REQUEST
Pull every "image" line out of the data below.

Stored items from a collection
········

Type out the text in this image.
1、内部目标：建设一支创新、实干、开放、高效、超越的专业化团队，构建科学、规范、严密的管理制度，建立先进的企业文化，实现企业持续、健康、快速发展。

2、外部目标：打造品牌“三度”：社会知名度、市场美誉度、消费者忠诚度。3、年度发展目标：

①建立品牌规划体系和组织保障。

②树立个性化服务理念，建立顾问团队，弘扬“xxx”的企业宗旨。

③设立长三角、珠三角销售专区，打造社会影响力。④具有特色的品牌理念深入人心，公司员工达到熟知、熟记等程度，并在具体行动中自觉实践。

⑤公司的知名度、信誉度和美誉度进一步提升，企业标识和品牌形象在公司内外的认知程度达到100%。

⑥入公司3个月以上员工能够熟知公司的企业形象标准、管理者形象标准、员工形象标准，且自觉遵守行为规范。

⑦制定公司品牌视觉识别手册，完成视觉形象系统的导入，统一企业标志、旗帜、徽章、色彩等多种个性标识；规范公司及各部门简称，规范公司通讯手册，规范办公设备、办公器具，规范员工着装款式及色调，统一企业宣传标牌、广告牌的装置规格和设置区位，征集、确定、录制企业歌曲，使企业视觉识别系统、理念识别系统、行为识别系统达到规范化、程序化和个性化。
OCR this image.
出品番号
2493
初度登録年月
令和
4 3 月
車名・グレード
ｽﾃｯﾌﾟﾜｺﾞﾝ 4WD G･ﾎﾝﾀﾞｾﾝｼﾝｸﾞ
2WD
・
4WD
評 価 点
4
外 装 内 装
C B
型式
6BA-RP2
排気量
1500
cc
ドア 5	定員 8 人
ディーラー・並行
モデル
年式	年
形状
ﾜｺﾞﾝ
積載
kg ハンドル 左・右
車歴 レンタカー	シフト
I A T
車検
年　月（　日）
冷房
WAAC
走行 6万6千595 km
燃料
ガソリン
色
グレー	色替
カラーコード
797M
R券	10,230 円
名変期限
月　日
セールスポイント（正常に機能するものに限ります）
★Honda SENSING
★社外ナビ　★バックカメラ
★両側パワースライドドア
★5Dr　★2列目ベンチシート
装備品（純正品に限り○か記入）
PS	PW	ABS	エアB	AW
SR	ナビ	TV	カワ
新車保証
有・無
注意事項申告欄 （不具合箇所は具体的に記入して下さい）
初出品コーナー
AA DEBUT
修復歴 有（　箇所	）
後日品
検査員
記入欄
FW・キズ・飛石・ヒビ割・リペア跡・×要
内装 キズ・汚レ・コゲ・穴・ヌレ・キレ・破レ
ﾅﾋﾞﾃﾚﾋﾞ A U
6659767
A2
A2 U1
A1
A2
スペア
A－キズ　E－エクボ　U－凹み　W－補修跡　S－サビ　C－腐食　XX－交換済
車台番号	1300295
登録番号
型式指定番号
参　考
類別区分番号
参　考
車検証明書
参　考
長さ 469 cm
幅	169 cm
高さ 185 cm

········

RESULT
Type out the text in this image.
OCR this image.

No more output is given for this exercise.